■ What you will do
Each line that holds the word "reviews" counts once; give the total number of such lines and nothing else.

Items from a data source
━━━━━━━━━━

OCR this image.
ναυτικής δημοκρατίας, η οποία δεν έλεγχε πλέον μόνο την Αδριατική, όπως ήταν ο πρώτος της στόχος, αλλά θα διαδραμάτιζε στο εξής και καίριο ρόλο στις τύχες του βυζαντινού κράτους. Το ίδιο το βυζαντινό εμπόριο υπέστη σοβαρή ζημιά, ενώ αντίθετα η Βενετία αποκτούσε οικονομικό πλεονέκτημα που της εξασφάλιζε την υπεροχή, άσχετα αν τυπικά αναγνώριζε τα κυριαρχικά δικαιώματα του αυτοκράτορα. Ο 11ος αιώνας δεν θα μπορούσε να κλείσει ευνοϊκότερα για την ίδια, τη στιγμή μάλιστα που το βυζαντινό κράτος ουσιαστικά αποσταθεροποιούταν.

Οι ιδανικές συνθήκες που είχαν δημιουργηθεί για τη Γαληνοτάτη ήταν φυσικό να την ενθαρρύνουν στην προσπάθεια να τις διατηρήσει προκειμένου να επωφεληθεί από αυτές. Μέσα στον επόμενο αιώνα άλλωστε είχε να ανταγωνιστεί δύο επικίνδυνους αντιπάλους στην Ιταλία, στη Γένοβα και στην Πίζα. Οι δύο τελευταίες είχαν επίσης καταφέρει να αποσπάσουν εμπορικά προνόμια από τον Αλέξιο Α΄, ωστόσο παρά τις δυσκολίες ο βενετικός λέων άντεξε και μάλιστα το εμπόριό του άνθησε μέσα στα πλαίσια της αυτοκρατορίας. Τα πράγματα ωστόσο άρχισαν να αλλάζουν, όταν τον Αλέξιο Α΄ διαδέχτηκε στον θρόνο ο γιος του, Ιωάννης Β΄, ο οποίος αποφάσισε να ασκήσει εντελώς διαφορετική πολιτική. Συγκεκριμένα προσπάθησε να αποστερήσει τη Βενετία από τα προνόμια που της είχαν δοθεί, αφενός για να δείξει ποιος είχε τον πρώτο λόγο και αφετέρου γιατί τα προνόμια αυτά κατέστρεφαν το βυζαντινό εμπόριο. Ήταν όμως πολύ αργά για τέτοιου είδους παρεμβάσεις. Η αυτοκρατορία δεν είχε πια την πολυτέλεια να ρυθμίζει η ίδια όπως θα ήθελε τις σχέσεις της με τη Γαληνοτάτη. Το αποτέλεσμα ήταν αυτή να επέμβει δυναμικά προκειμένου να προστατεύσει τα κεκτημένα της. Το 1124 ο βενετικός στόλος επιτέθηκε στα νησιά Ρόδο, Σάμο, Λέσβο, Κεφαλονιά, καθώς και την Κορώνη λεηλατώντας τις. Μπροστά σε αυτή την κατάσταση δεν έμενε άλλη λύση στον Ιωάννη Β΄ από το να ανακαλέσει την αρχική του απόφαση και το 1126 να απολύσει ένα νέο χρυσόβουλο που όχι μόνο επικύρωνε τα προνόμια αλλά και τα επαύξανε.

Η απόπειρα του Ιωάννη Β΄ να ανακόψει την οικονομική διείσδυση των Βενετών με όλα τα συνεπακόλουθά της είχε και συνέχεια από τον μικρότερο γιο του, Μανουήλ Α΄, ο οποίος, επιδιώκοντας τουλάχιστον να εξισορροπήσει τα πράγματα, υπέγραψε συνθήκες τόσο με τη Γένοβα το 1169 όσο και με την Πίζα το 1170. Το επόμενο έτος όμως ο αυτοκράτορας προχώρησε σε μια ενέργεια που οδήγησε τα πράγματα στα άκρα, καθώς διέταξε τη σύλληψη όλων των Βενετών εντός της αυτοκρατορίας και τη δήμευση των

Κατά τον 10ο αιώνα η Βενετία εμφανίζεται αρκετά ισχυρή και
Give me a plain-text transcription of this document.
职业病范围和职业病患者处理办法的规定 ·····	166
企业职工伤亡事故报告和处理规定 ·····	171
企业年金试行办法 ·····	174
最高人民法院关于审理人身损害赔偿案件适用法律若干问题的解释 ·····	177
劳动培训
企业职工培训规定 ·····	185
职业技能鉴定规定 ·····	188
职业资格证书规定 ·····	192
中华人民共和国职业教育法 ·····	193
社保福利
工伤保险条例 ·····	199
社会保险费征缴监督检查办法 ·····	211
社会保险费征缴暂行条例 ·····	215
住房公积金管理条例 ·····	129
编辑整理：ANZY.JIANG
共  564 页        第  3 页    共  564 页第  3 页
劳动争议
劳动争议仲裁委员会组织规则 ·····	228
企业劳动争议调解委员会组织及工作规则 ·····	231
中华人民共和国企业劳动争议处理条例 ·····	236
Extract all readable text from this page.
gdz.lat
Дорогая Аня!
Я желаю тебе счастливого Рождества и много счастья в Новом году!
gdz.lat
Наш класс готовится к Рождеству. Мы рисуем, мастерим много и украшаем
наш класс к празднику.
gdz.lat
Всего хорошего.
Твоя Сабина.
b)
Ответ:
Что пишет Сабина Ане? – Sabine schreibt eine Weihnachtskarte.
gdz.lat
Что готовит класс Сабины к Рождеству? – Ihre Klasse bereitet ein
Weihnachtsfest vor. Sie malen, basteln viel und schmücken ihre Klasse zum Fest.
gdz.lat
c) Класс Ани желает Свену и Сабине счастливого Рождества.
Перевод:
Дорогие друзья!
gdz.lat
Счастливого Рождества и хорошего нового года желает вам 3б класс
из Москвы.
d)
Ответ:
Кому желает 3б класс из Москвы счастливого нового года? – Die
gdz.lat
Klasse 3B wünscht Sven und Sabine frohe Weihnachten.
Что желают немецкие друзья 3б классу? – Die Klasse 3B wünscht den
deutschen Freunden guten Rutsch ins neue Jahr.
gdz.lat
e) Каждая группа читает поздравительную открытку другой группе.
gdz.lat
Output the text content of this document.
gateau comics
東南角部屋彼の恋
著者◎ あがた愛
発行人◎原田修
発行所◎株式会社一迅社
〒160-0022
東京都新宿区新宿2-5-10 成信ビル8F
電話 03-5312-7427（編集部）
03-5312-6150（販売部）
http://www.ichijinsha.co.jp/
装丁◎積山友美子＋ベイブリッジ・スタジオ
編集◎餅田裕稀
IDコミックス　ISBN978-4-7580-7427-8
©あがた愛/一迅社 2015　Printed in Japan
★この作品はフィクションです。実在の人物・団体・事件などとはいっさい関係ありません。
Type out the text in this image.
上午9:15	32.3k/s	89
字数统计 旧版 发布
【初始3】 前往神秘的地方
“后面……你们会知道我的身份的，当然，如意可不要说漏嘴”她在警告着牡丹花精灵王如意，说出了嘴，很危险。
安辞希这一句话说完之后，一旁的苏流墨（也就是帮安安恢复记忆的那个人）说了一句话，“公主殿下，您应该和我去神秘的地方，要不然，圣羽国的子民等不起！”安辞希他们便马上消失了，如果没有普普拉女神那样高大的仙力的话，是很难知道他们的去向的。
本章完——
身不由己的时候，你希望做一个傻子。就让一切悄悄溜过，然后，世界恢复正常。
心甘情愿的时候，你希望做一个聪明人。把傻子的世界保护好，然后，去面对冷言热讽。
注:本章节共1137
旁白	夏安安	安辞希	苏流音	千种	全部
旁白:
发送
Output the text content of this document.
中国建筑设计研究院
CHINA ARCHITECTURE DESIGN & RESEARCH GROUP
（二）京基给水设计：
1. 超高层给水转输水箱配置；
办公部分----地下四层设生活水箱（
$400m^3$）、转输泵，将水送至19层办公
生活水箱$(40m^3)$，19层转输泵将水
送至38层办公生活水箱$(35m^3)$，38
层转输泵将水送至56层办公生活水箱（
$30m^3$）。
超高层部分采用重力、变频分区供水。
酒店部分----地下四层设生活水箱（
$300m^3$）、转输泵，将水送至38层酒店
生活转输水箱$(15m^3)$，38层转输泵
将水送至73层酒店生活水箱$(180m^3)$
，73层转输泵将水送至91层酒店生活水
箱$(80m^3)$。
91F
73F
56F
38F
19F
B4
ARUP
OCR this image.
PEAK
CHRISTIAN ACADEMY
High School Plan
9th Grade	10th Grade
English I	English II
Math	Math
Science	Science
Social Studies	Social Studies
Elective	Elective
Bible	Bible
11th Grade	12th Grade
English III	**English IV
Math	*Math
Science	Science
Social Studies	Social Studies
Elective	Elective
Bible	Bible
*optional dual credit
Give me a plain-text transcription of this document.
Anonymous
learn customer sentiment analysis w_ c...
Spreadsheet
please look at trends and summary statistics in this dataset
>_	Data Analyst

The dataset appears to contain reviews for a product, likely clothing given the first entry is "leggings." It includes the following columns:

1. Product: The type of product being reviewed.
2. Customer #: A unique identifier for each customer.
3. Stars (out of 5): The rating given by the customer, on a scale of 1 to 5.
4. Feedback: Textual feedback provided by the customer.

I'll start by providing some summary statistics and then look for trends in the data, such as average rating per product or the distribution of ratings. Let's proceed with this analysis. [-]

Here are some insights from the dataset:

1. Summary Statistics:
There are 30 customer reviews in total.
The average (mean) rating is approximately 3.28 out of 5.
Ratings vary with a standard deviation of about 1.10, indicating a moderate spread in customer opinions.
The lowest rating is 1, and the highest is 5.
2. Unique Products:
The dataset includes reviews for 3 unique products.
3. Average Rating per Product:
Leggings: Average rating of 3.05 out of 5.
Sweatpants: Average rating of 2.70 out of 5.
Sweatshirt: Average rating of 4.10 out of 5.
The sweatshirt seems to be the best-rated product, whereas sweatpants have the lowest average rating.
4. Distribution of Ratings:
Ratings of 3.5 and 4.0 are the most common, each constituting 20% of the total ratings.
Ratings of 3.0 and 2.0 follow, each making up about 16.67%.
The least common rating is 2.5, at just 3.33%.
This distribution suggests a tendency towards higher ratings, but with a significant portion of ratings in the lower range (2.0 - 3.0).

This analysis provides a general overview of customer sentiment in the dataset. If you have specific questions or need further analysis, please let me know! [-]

━━━━━━━━━━

■ Answer for the task
3